* Data for this task *
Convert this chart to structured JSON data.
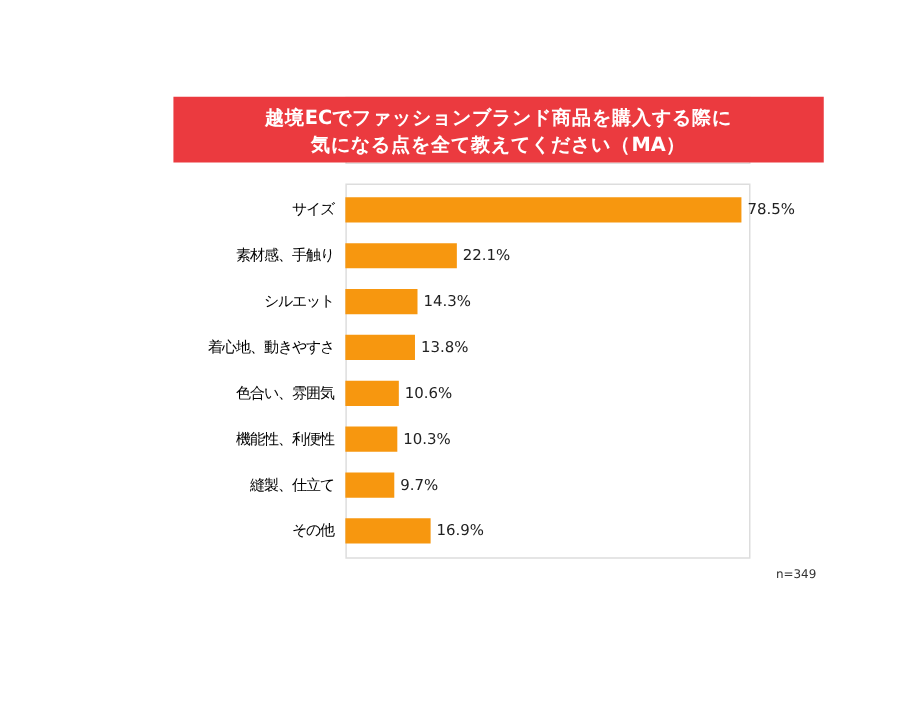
{
  "chart_data": {
    "type": "bar",
    "orientation": "horizontal",
    "title": "越境ECでファッションブランド商品を購入する際に",
    "subtitle": "気になる点を全て教えてください（MA）",
    "categories": [
      "サイズ",
      "素材感、手触り",
      "シルエット",
      "着心地、動きやすさ",
      "色合い、雰囲気",
      "機能性、利便性",
      "縫製、仕立て",
      "その他"
    ],
    "values": [
      78.5,
      22.1,
      14.3,
      13.8,
      10.6,
      10.3,
      9.7,
      16.9
    ],
    "value_labels": [
      "78.5%",
      "22.1%",
      "14.3%",
      "13.8%",
      "10.6%",
      "10.3%",
      "9.7%",
      "16.9%"
    ],
    "color": "#f7970f",
    "tick_labels": "y",
    "grid": false,
    "annotations": [
      "n=349"
    ]
  }
}
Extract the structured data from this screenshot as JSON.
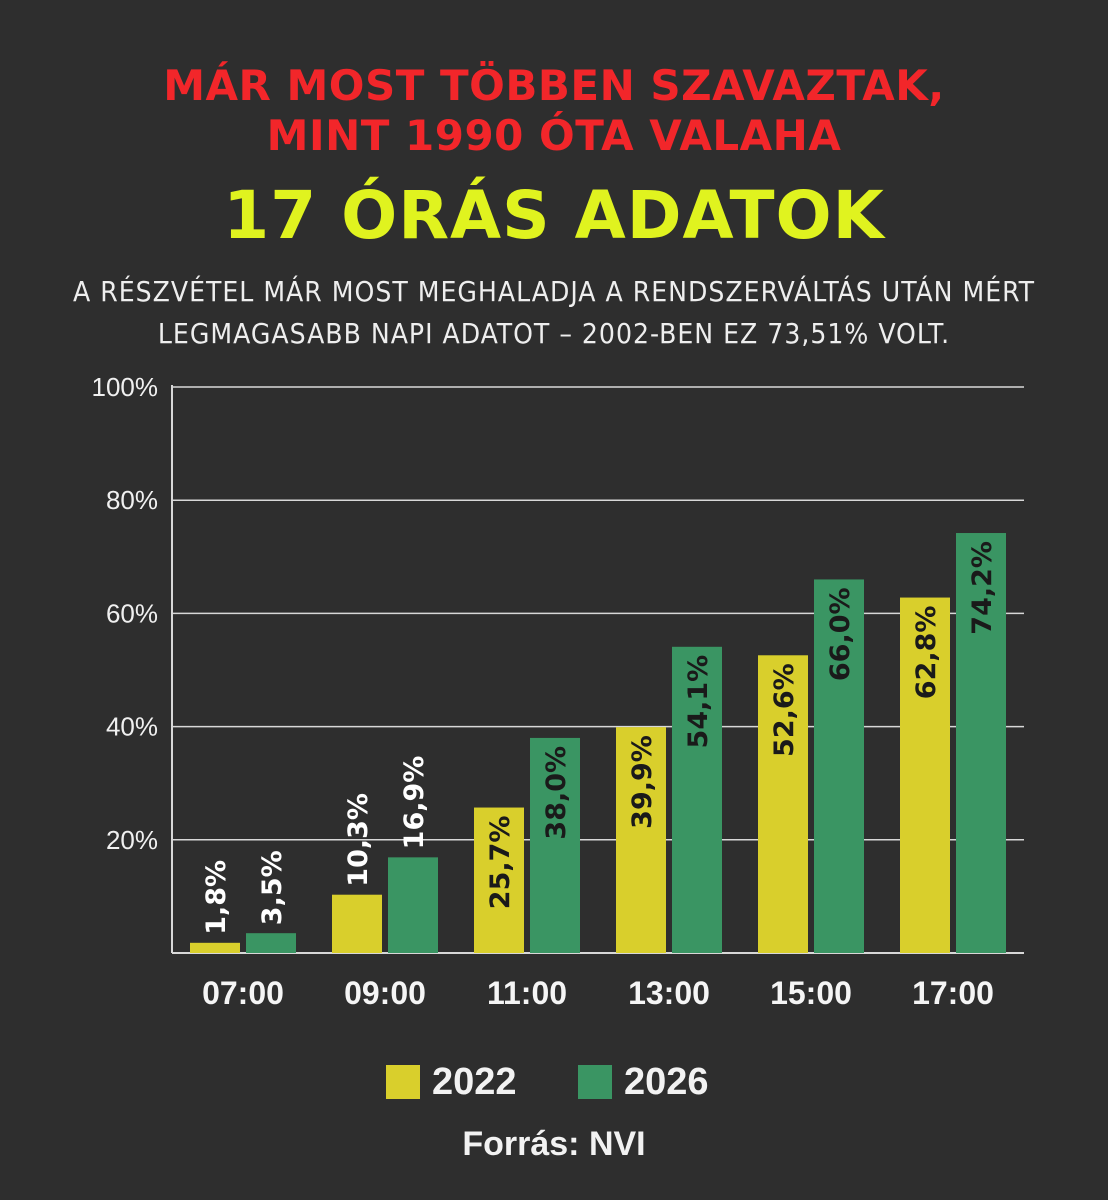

* Problem to work on *
Lines that include the word "structured" are to be extracted from the data above.

* Solution *
Convert this chart to structured JSON data.
Extract the structured data from this screenshot as JSON.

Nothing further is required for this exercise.